- **WHAT YOU NEED TO DO**
Without the pictures, can you quote each line below exactly?
─── RECORDS TO PROCESS
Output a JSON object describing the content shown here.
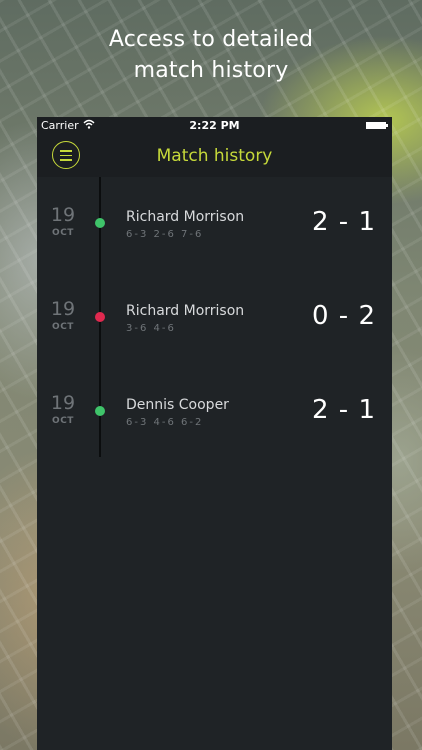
{
  "headline": {
    "line1": "Access to detailed",
    "line2": "match history"
  },
  "status_bar": {
    "carrier": "Carrier",
    "time": "2:22 PM"
  },
  "nav": {
    "title": "Match history",
    "menu_icon": "hamburger-icon"
  },
  "colors": {
    "accent": "#c6d93a",
    "win": "#3fc46a",
    "loss": "#e0294f",
    "panel": "#1f2326"
  },
  "matches": [
    {
      "day": "19",
      "month": "OCT",
      "opponent": "Richard Morrison",
      "sets": "6-3 2-6 7-6",
      "score": "2 - 1",
      "result": "win"
    },
    {
      "day": "19",
      "month": "OCT",
      "opponent": "Richard Morrison",
      "sets": "3-6 4-6",
      "score": "0 - 2",
      "result": "loss"
    },
    {
      "day": "19",
      "month": "OCT",
      "opponent": "Dennis Cooper",
      "sets": "6-3 4-6 6-2",
      "score": "2 - 1",
      "result": "win"
    }
  ]
}
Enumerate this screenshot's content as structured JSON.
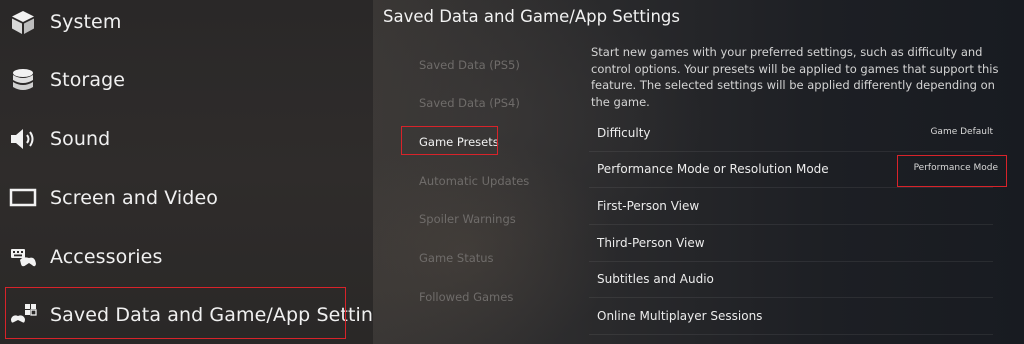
{
  "sidebar": {
    "items": [
      {
        "label": "System",
        "icon": "cube-icon"
      },
      {
        "label": "Storage",
        "icon": "storage-icon"
      },
      {
        "label": "Sound",
        "icon": "speaker-icon"
      },
      {
        "label": "Screen and Video",
        "icon": "screen-icon"
      },
      {
        "label": "Accessories",
        "icon": "accessories-icon"
      },
      {
        "label": "Saved Data and Game/App Settings",
        "icon": "saved-data-icon"
      }
    ],
    "selected": "Saved Data and Game/App Settings"
  },
  "panel": {
    "title": "Saved Data and Game/App Settings",
    "sub_nav": [
      "Saved Data (PS5)",
      "Saved Data (PS4)",
      "Game Presets",
      "Automatic Updates",
      "Spoiler Warnings",
      "Game Status",
      "Followed Games"
    ],
    "active_sub_nav": "Game Presets",
    "description": "Start new games with your preferred settings, such as difficulty and control options. Your presets will be applied to games that support this feature. The selected settings will be applied differently depending on the game.",
    "settings": [
      {
        "label": "Difficulty",
        "value": "Game Default"
      },
      {
        "label": "Performance Mode or Resolution Mode",
        "value": "Performance Mode"
      },
      {
        "label": "First-Person View",
        "value": ""
      },
      {
        "label": "Third-Person View",
        "value": ""
      },
      {
        "label": "Subtitles and Audio",
        "value": ""
      },
      {
        "label": "Online Multiplayer Sessions",
        "value": ""
      }
    ]
  },
  "colors": {
    "highlight": "#d8232a",
    "inactive_text": "#6f6c6a"
  }
}
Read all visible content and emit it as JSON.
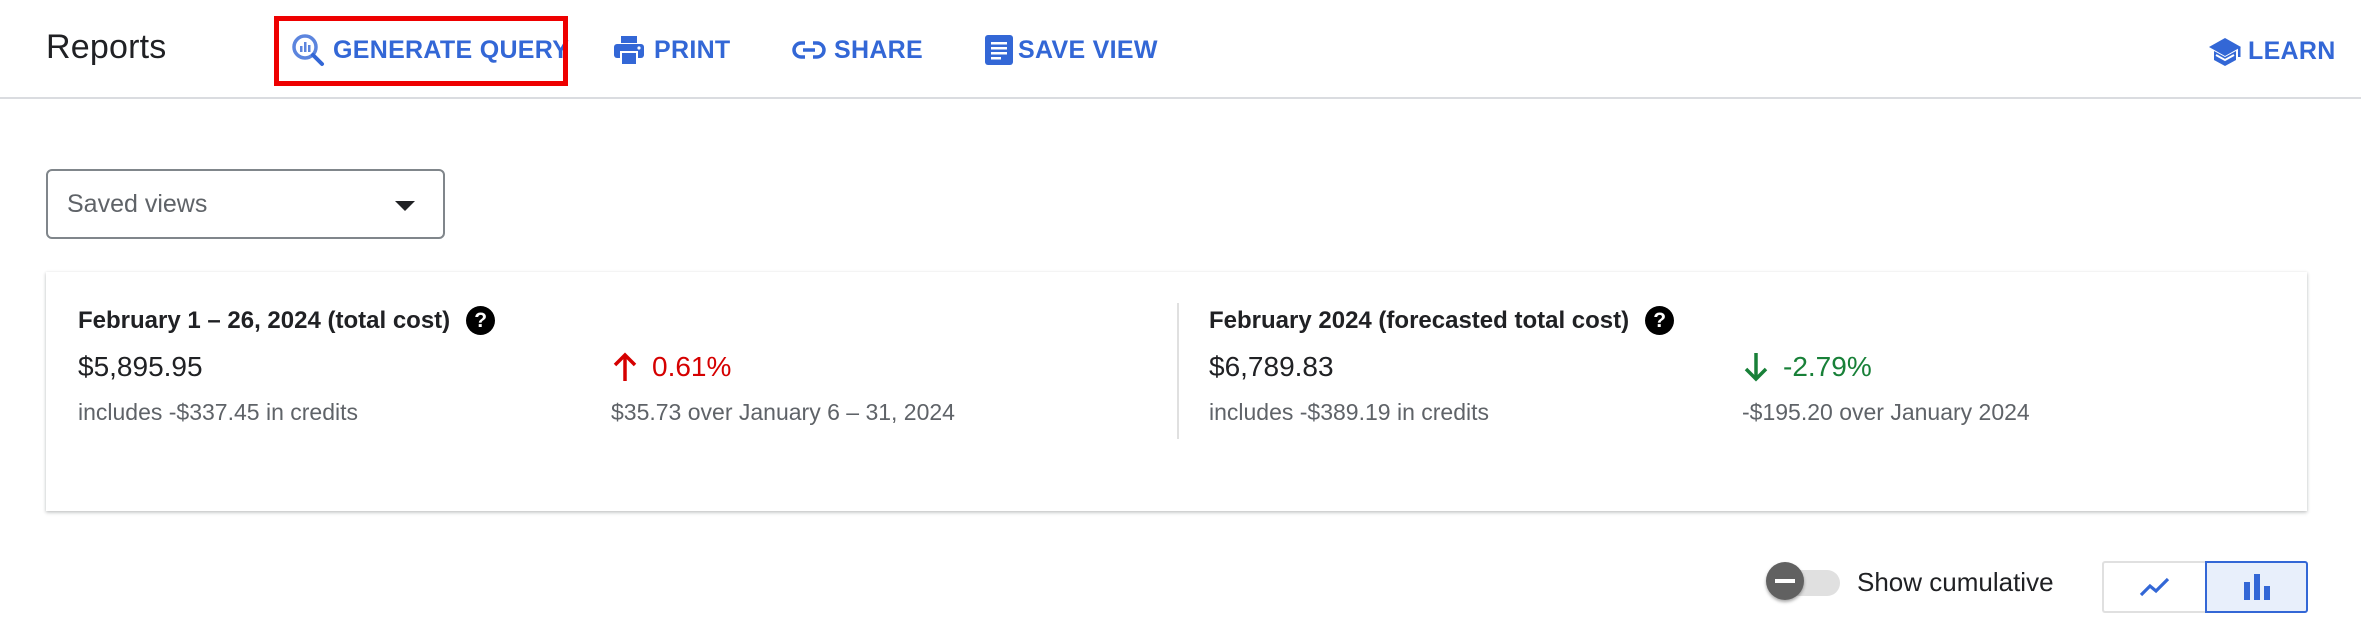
{
  "header": {
    "title": "Reports",
    "toolbar": [
      {
        "label": "GENERATE QUERY",
        "icon": "query-search-icon",
        "highlighted": true
      },
      {
        "label": "PRINT",
        "icon": "print-icon"
      },
      {
        "label": "SHARE",
        "icon": "link-icon"
      },
      {
        "label": "SAVE VIEW",
        "icon": "document-icon"
      }
    ],
    "learn": {
      "label": "LEARN",
      "icon": "school-icon"
    }
  },
  "colors": {
    "accent": "#3367d6",
    "highlight_box": "#ee0000",
    "increase": "#d50000",
    "decrease": "#188038"
  },
  "saved_views": {
    "label": "Saved views"
  },
  "summary": {
    "actual": {
      "title": "February 1 – 26, 2024 (total cost)",
      "amount": "$5,895.95",
      "credits": "includes -$337.45 in credits",
      "change": {
        "direction": "up",
        "percent": "0.61%",
        "detail": "$35.73 over January 6 – 31, 2024"
      }
    },
    "forecast": {
      "title": "February 2024 (forecasted total cost)",
      "amount": "$6,789.83",
      "credits": "includes -$389.19 in credits",
      "change": {
        "direction": "down",
        "percent": "-2.79%",
        "detail": "-$195.20 over January 2024"
      }
    },
    "help_glyph": "?"
  },
  "controls": {
    "show_cumulative": {
      "label": "Show cumulative",
      "checked": false
    },
    "chart_type": {
      "options": [
        "line",
        "bar"
      ],
      "selected": "bar"
    }
  }
}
──────
- **TASK ANSWER**
Output a JSON object describing the content shown here.
{
  "headline": {
    "line1": "Access to detailed",
    "line2": "match history"
  },
  "status_bar": {
    "carrier": "Carrier",
    "time": "2:22 PM"
  },
  "nav": {
    "title": "Match history",
    "menu_icon": "hamburger-icon"
  },
  "colors": {
    "accent": "#c6d93a",
    "win": "#3fc46a",
    "loss": "#e0294f",
    "panel": "#1f2326"
  },
  "matches": [
    {
      "day": "19",
      "month": "OCT",
      "opponent": "Richard Morrison",
      "sets": "6-3 2-6 7-6",
      "score": "2 - 1",
      "result": "win"
    },
    {
      "day": "19",
      "month": "OCT",
      "opponent": "Richard Morrison",
      "sets": "3-6 4-6",
      "score": "0 - 2",
      "result": "loss"
    },
    {
      "day": "19",
      "month": "OCT",
      "opponent": "Dennis Cooper",
      "sets": "6-3 4-6 6-2",
      "score": "2 - 1",
      "result": "win"
    }
  ]
}
Enumerate this screenshot's content as structured JSON.
{
  "sidebar": {
    "items": [
      {
        "label": "System",
        "icon": "cube-icon"
      },
      {
        "label": "Storage",
        "icon": "storage-icon"
      },
      {
        "label": "Sound",
        "icon": "speaker-icon"
      },
      {
        "label": "Screen and Video",
        "icon": "screen-icon"
      },
      {
        "label": "Accessories",
        "icon": "accessories-icon"
      },
      {
        "label": "Saved Data and Game/App Settings",
        "icon": "saved-data-icon"
      }
    ],
    "selected": "Saved Data and Game/App Settings"
  },
  "panel": {
    "title": "Saved Data and Game/App Settings",
    "sub_nav": [
      "Saved Data (PS5)",
      "Saved Data (PS4)",
      "Game Presets",
      "Automatic Updates",
      "Spoiler Warnings",
      "Game Status",
      "Followed Games"
    ],
    "active_sub_nav": "Game Presets",
    "description": "Start new games with your preferred settings, such as difficulty and control options. Your presets will be applied to games that support this feature. The selected settings will be applied differently depending on the game.",
    "settings": [
      {
        "label": "Difficulty",
        "value": "Game Default"
      },
      {
        "label": "Performance Mode or Resolution Mode",
        "value": "Performance Mode"
      },
      {
        "label": "First-Person View",
        "value": ""
      },
      {
        "label": "Third-Person View",
        "value": ""
      },
      {
        "label": "Subtitles and Audio",
        "value": ""
      },
      {
        "label": "Online Multiplayer Sessions",
        "value": ""
      }
    ]
  },
  "colors": {
    "highlight": "#d8232a",
    "inactive_text": "#6f6c6a"
  }
}
Read all visible content and emit it as JSON.
{
  "header": {
    "title": "Reports",
    "toolbar": [
      {
        "label": "GENERATE QUERY",
        "icon": "query-search-icon",
        "highlighted": true
      },
      {
        "label": "PRINT",
        "icon": "print-icon"
      },
      {
        "label": "SHARE",
        "icon": "link-icon"
      },
      {
        "label": "SAVE VIEW",
        "icon": "document-icon"
      }
    ],
    "learn": {
      "label": "LEARN",
      "icon": "school-icon"
    }
  },
  "colors": {
    "accent": "#3367d6",
    "highlight_box": "#ee0000",
    "increase": "#d50000",
    "decrease": "#188038"
  },
  "saved_views": {
    "label": "Saved views"
  },
  "summary": {
    "actual": {
      "title": "February 1 – 26, 2024 (total cost)",
      "amount": "$5,895.95",
      "credits": "includes -$337.45 in credits",
      "change": {
        "direction": "up",
        "percent": "0.61%",
        "detail": "$35.73 over January 6 – 31, 2024"
      }
    },
    "forecast": {
      "title": "February 2024 (forecasted total cost)",
      "amount": "$6,789.83",
      "credits": "includes -$389.19 in credits",
      "change": {
        "direction": "down",
        "percent": "-2.79%",
        "detail": "-$195.20 over January 2024"
      }
    },
    "help_glyph": "?"
  },
  "controls": {
    "show_cumulative": {
      "label": "Show cumulative",
      "checked": false
    },
    "chart_type": {
      "options": [
        "line",
        "bar"
      ],
      "selected": "bar"
    }
  }
}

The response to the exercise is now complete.